# start of Data lines

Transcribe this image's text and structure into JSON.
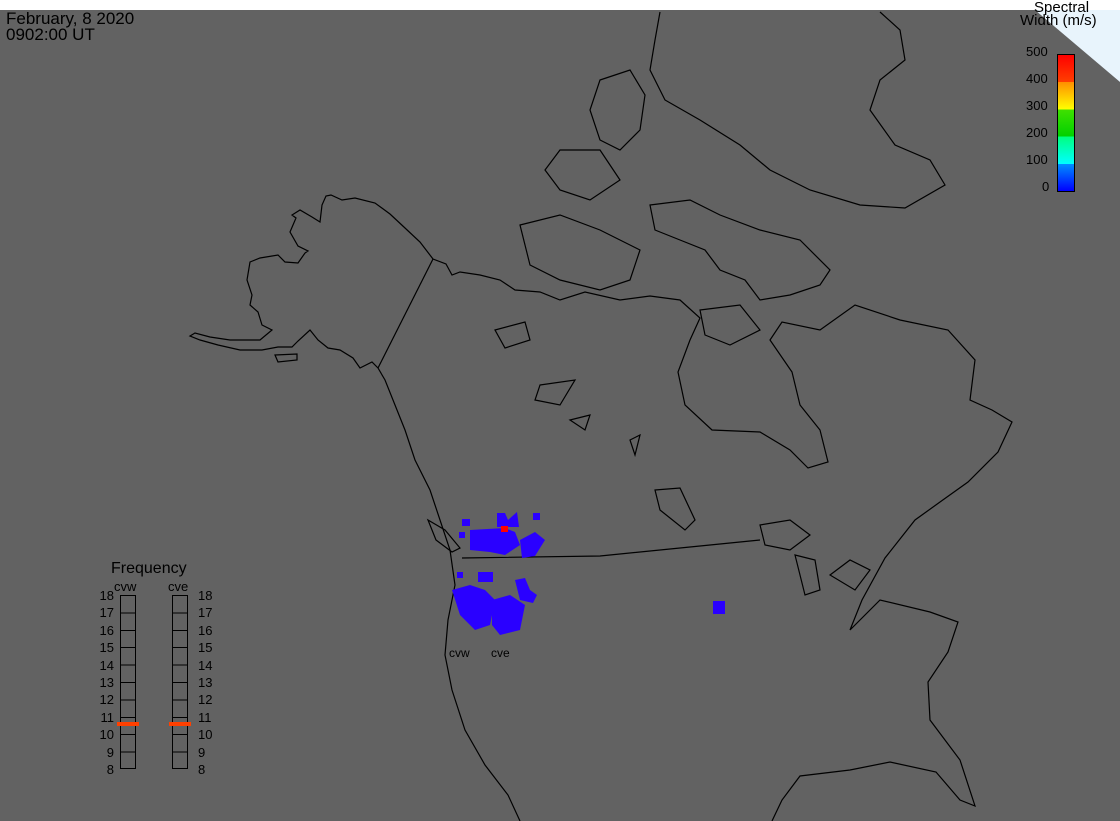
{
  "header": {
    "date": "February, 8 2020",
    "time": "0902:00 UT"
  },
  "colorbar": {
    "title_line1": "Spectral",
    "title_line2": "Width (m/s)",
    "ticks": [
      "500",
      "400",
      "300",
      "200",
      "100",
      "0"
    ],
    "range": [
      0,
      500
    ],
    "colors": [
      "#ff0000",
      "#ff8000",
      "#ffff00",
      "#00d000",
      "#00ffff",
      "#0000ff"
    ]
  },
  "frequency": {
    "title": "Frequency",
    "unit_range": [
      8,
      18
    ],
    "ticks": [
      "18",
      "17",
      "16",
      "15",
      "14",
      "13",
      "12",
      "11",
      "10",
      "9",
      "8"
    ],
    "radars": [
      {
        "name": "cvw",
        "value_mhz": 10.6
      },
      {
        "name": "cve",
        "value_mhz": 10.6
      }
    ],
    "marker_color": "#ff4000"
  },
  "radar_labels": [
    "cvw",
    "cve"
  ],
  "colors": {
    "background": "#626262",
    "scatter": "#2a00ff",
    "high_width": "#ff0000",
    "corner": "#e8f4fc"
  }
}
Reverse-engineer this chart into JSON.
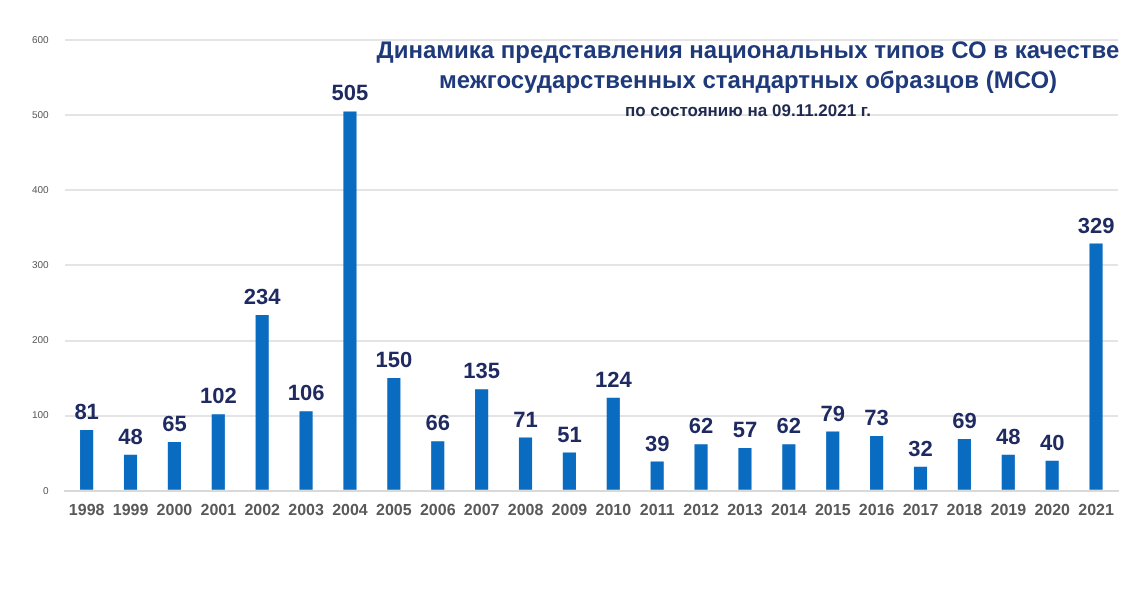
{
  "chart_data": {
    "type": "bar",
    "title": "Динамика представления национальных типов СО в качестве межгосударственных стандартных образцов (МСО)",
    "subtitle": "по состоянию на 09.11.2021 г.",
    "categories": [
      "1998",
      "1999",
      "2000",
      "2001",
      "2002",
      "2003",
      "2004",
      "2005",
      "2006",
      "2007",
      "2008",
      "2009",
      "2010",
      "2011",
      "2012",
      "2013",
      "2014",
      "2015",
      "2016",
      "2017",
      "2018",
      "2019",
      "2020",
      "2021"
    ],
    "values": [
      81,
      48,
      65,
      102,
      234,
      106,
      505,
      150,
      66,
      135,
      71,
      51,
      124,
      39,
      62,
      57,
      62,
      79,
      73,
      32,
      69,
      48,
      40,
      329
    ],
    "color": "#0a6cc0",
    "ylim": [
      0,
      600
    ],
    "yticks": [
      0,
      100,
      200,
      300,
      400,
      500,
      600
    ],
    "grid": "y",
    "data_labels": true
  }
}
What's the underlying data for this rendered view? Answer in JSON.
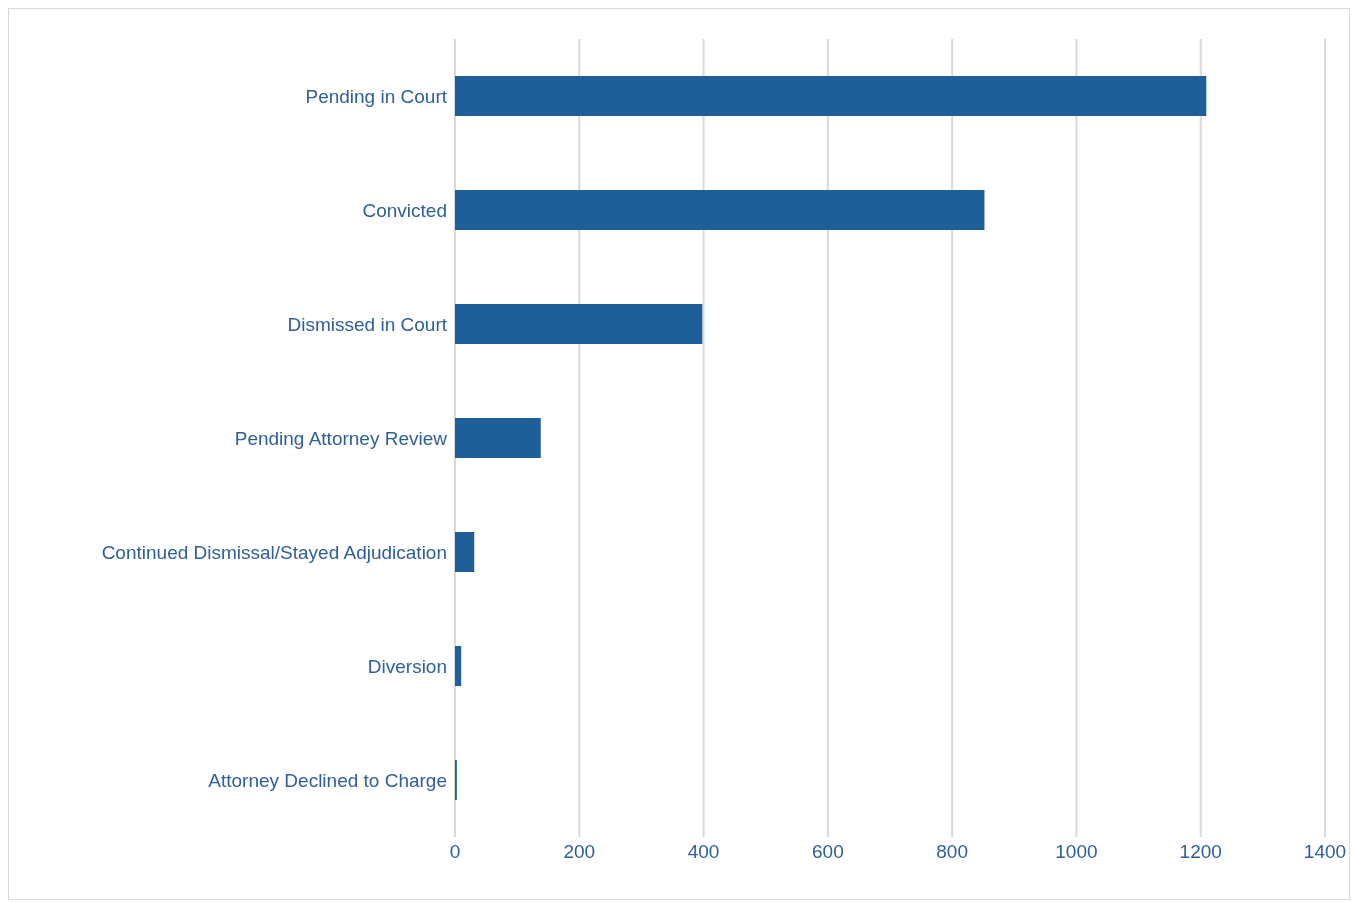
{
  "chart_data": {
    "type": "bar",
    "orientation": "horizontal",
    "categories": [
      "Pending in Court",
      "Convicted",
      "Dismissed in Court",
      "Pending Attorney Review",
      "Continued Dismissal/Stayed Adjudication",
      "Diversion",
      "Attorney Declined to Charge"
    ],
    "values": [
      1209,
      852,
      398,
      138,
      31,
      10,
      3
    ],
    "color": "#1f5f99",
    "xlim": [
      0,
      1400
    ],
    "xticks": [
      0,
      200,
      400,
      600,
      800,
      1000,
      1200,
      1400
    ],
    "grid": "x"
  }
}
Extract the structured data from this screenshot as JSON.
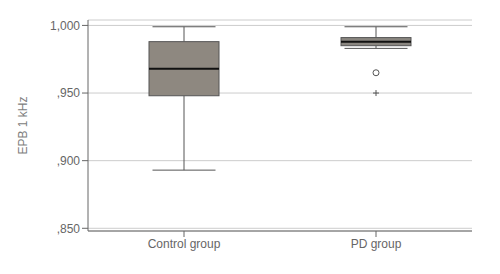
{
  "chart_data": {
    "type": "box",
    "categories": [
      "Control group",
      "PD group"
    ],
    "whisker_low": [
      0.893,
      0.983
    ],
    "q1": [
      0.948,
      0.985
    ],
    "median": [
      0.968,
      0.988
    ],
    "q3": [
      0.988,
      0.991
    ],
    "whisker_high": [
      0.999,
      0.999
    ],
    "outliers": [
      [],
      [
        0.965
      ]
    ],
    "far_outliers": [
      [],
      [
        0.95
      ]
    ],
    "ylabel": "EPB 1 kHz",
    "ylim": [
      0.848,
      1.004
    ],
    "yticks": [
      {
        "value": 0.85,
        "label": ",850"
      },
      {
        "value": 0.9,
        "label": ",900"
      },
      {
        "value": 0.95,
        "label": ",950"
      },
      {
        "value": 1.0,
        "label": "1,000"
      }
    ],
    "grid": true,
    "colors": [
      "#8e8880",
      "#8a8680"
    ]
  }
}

# end of Data lines

**Stated task**
Give the data above again in full and unchanged, skipping the pictures.

**The solution**
Transcribe this image's text and structure into JSON.
{
  "header": {
    "date": "February, 8 2020",
    "time": "0902:00 UT"
  },
  "colorbar": {
    "title_line1": "Spectral",
    "title_line2": "Width (m/s)",
    "ticks": [
      "500",
      "400",
      "300",
      "200",
      "100",
      "0"
    ],
    "range": [
      0,
      500
    ],
    "colors": [
      "#ff0000",
      "#ff8000",
      "#ffff00",
      "#00d000",
      "#00ffff",
      "#0000ff"
    ]
  },
  "frequency": {
    "title": "Frequency",
    "unit_range": [
      8,
      18
    ],
    "ticks": [
      "18",
      "17",
      "16",
      "15",
      "14",
      "13",
      "12",
      "11",
      "10",
      "9",
      "8"
    ],
    "radars": [
      {
        "name": "cvw",
        "value_mhz": 10.6
      },
      {
        "name": "cve",
        "value_mhz": 10.6
      }
    ],
    "marker_color": "#ff4000"
  },
  "radar_labels": [
    "cvw",
    "cve"
  ],
  "colors": {
    "background": "#626262",
    "scatter": "#2a00ff",
    "high_width": "#ff0000",
    "corner": "#e8f4fc"
  }
}
Reverse-engineer this chart into JSON.
{
  "chart_data": {
    "type": "bar",
    "title": "Динамика представления национальных типов СО в качестве межгосударственных стандартных образцов (МСО)",
    "subtitle": "по состоянию на 09.11.2021 г.",
    "categories": [
      "1998",
      "1999",
      "2000",
      "2001",
      "2002",
      "2003",
      "2004",
      "2005",
      "2006",
      "2007",
      "2008",
      "2009",
      "2010",
      "2011",
      "2012",
      "2013",
      "2014",
      "2015",
      "2016",
      "2017",
      "2018",
      "2019",
      "2020",
      "2021"
    ],
    "values": [
      81,
      48,
      65,
      102,
      234,
      106,
      505,
      150,
      66,
      135,
      71,
      51,
      124,
      39,
      62,
      57,
      62,
      79,
      73,
      32,
      69,
      48,
      40,
      329
    ],
    "color": "#0a6cc0",
    "ylim": [
      0,
      600
    ],
    "yticks": [
      0,
      100,
      200,
      300,
      400,
      500,
      600
    ],
    "grid": "y",
    "data_labels": true
  }
}
What's the underlying data for this rendered view? Answer in JSON.
{
  "chart_data": {
    "type": "bar",
    "orientation": "horizontal",
    "categories": [
      "Pending in Court",
      "Convicted",
      "Dismissed in Court",
      "Pending Attorney Review",
      "Continued Dismissal/Stayed Adjudication",
      "Diversion",
      "Attorney Declined to Charge"
    ],
    "values": [
      1209,
      852,
      398,
      138,
      31,
      10,
      3
    ],
    "color": "#1f5f99",
    "xlim": [
      0,
      1400
    ],
    "xticks": [
      0,
      200,
      400,
      600,
      800,
      1000,
      1200,
      1400
    ],
    "grid": "x"
  }
}
Extract the structured data from this screenshot as JSON.
{
  "chart_data": {
    "type": "box",
    "categories": [
      "Control group",
      "PD group"
    ],
    "whisker_low": [
      0.893,
      0.983
    ],
    "q1": [
      0.948,
      0.985
    ],
    "median": [
      0.968,
      0.988
    ],
    "q3": [
      0.988,
      0.991
    ],
    "whisker_high": [
      0.999,
      0.999
    ],
    "outliers": [
      [],
      [
        0.965
      ]
    ],
    "far_outliers": [
      [],
      [
        0.95
      ]
    ],
    "ylabel": "EPB 1 kHz",
    "ylim": [
      0.848,
      1.004
    ],
    "yticks": [
      {
        "value": 0.85,
        "label": ",850"
      },
      {
        "value": 0.9,
        "label": ",900"
      },
      {
        "value": 0.95,
        "label": ",950"
      },
      {
        "value": 1.0,
        "label": "1,000"
      }
    ],
    "grid": true,
    "colors": [
      "#8e8880",
      "#8a8680"
    ]
  }
}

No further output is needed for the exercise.